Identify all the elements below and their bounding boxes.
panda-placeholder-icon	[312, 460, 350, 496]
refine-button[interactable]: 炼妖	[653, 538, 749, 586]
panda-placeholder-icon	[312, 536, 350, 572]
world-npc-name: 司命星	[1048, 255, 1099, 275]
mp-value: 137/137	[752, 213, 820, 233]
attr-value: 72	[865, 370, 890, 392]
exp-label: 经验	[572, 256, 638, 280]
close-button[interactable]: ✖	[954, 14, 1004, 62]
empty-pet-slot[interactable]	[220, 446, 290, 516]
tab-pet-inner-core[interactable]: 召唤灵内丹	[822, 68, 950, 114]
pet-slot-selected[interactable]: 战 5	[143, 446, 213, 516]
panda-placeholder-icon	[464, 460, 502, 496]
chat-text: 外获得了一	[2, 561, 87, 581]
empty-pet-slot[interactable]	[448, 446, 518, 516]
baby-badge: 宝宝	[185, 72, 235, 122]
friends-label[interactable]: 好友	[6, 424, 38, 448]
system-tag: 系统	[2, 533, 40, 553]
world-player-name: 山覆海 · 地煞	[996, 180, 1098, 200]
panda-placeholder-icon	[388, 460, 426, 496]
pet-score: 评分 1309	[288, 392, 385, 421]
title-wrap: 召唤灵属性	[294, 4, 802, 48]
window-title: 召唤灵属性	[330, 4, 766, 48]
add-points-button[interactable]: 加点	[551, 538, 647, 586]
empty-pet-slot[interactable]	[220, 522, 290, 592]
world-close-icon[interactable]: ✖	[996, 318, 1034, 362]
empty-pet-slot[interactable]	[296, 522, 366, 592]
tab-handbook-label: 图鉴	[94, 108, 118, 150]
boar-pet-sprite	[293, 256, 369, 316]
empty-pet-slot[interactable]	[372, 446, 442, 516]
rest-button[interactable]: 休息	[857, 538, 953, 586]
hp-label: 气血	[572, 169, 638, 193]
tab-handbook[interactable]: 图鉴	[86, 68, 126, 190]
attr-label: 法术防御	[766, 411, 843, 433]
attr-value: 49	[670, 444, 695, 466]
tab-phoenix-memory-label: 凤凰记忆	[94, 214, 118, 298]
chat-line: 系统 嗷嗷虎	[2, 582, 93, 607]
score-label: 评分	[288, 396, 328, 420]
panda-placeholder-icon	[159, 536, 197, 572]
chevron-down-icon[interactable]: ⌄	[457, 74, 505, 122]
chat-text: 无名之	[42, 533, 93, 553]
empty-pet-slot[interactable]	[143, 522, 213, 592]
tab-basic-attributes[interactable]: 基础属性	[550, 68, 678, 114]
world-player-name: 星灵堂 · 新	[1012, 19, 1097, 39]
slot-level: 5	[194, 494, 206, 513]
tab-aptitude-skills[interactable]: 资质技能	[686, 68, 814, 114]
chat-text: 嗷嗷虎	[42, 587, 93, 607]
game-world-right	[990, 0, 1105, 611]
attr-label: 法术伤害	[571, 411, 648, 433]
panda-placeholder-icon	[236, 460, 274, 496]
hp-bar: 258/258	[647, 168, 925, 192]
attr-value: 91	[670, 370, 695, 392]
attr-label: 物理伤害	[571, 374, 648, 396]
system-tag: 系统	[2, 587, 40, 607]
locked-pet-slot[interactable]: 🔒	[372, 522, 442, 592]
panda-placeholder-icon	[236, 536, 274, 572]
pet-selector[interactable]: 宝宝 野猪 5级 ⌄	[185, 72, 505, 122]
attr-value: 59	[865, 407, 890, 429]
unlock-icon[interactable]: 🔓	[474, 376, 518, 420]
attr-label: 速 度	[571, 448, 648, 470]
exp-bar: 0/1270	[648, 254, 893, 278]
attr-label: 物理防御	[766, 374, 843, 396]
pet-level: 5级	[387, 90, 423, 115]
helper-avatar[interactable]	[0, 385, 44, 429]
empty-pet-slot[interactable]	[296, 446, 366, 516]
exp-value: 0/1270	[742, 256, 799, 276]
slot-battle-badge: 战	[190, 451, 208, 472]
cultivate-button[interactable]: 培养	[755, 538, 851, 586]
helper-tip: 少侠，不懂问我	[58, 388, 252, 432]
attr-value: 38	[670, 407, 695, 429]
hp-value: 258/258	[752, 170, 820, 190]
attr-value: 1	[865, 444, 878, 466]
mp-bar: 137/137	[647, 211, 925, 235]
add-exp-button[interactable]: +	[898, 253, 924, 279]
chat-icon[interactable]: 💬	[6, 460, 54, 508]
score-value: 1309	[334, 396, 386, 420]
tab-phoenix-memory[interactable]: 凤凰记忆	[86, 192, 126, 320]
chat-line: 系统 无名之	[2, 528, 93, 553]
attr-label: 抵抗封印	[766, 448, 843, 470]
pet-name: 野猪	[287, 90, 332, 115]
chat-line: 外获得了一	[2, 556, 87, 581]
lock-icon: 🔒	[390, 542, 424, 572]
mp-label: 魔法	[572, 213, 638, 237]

# # #

_GOAL OF THE EXERCISE_.
Express every row above as a Markdown table with two columns, Index and Content. Give each row its number and the row itself, and leave out any blank lines.

_EXERCISE RESPONSE_.
| Index | Content |
|---|---|
| 1 | Identify all the elements below and their bounding boxes. |
| 2 | panda-placeholder-icon	[312, 460, 350, 496] |
| 3 | refine-button[interactable]: 炼妖	[653, 538, 749, 586] |
| 4 | panda-placeholder-icon	[312, 536, 350, 572] |
| 5 | world-npc-name: 司命星	[1048, 255, 1099, 275] |
| 6 | mp-value: 137/137	[752, 213, 820, 233] |
| 7 | attr-value: 72	[865, 370, 890, 392] |
| 8 | exp-label: 经验	[572, 256, 638, 280] |
| 9 | close-button[interactable]: ✖	[954, 14, 1004, 62] |
| 10 | empty-pet-slot[interactable]	[220, 446, 290, 516] |
| 11 | tab-pet-inner-core[interactable]: 召唤灵内丹	[822, 68, 950, 114] |
| 12 | pet-slot-selected[interactable]: 战 5	[143, 446, 213, 516] |
| 13 | panda-placeholder-icon	[464, 460, 502, 496] |
| 14 | chat-text: 外获得了一	[2, 561, 87, 581] |
| 15 | empty-pet-slot[interactable]	[448, 446, 518, 516] |
| 16 | baby-badge: 宝宝	[185, 72, 235, 122] |
| 17 | friends-label[interactable]: 好友	[6, 424, 38, 448] |
| 18 | system-tag: 系统	[2, 533, 40, 553] |
| 19 | world-player-name: 山覆海 · 地煞	[996, 180, 1098, 200] |
| 20 | panda-placeholder-icon	[388, 460, 426, 496] |
| 21 | pet-score: 评分 1309	[288, 392, 385, 421] |
| 22 | title-wrap: 召唤灵属性	[294, 4, 802, 48] |
| 23 | window-title: 召唤灵属性	[330, 4, 766, 48] |
| 24 | add-points-button[interactable]: 加点	[551, 538, 647, 586] |
| 25 | empty-pet-slot[interactable]	[220, 522, 290, 592] |
| 26 | world-close-icon[interactable]: ✖	[996, 318, 1034, 362] |
| 27 | empty-pet-slot[interactable]	[296, 522, 366, 592] |
| 28 | tab-handbook-label: 图鉴	[94, 108, 118, 150] |
| 29 | boar-pet-sprite	[293, 256, 369, 316] |
| 30 | empty-pet-slot[interactable]	[372, 446, 442, 516] |
| 31 | rest-button[interactable]: 休息	[857, 538, 953, 586] |
| 32 | hp-label: 气血	[572, 169, 638, 193] |
| 33 | tab-handbook[interactable]: 图鉴	[86, 68, 126, 190] |
| 34 | attr-label: 法术防御	[766, 411, 843, 433] |
| 35 | attr-value: 49	[670, 444, 695, 466] |
| 36 | tab-phoenix-memory-label: 凤凰记忆	[94, 214, 118, 298] |
| 37 | chat-line: 系统 嗷嗷虎	[2, 582, 93, 607] |
| 38 | score-label: 评分	[288, 396, 328, 420] |
| 39 | panda-placeholder-icon	[159, 536, 197, 572] |
| 40 | chevron-down-icon[interactable]: ⌄	[457, 74, 505, 122] |
| 41 | chat-text: 无名之	[42, 533, 93, 553] |
| 42 | empty-pet-slot[interactable]	[143, 522, 213, 592] |
| 43 | tab-basic-attributes[interactable]: 基础属性	[550, 68, 678, 114] |
| 44 | world-player-name: 星灵堂 · 新	[1012, 19, 1097, 39] |
| 45 | slot-level: 5	[194, 494, 206, 513] |
| 46 | tab-aptitude-skills[interactable]: 资质技能	[686, 68, 814, 114] |
| 47 | chat-text: 嗷嗷虎	[42, 587, 93, 607] |
| 48 | game-world-right	[990, 0, 1105, 611] |
| 49 | attr-label: 法术伤害	[571, 411, 648, 433] |
| 50 | panda-placeholder-icon	[236, 460, 274, 496] |
| 51 | hp-bar: 258/258	[647, 168, 925, 192] |
| 52 | attr-value: 91	[670, 370, 695, 392] |
| 53 | attr-label: 物理伤害	[571, 374, 648, 396] |
| 54 | system-tag: 系统	[2, 587, 40, 607] |
| 55 | locked-pet-slot[interactable]: 🔒	[372, 522, 442, 592] |
| 56 | panda-placeholder-icon	[236, 536, 274, 572] |
| 57 | pet-selector[interactable]: 宝宝 野猪 5级 ⌄	[185, 72, 505, 122] |
| 58 | attr-value: 59	[865, 407, 890, 429] |
| 59 | unlock-icon[interactable]: 🔓	[474, 376, 518, 420] |
| 60 | attr-label: 速 度	[571, 448, 648, 470] |
| 61 | exp-bar: 0/1270	[648, 254, 893, 278] |
| 62 | attr-label: 物理防御	[766, 374, 843, 396] |
| 63 | pet-level: 5级	[387, 90, 423, 115] |
| 64 | helper-avatar[interactable]	[0, 385, 44, 429] |
| 65 | empty-pet-slot[interactable]	[296, 446, 366, 516] |
| 66 | exp-value: 0/1270	[742, 256, 799, 276] |
| 67 | slot-battle-badge: 战	[190, 451, 208, 472] |
| 68 | cultivate-button[interactable]: 培养	[755, 538, 851, 586] |
| 69 | helper-tip: 少侠，不懂问我	[58, 388, 252, 432] |
| 70 | attr-value: 38	[670, 407, 695, 429] |
| 71 | hp-value: 258/258	[752, 170, 820, 190] |
| 72 | attr-value: 1	[865, 444, 878, 466] |
| 73 | mp-bar: 137/137	[647, 211, 925, 235] |
| 74 | add-exp-button[interactable]: +	[898, 253, 924, 279] |
| 75 | chat-icon[interactable]: 💬	[6, 460, 54, 508] |
| 76 | score-value: 1309	[334, 396, 386, 420] |
| 77 | tab-phoenix-memory[interactable]: 凤凰记忆	[86, 192, 126, 320] |
| 78 | chat-line: 系统 无名之	[2, 528, 93, 553] |
| 79 | attr-label: 抵抗封印	[766, 448, 843, 470] |
| 80 | pet-name: 野猪	[287, 90, 332, 115] |
| 81 | chat-line: 外获得了一	[2, 556, 87, 581] |
| 82 | lock-icon: 🔒	[390, 542, 424, 572] |
| 83 | mp-label: 魔法	[572, 213, 638, 237] |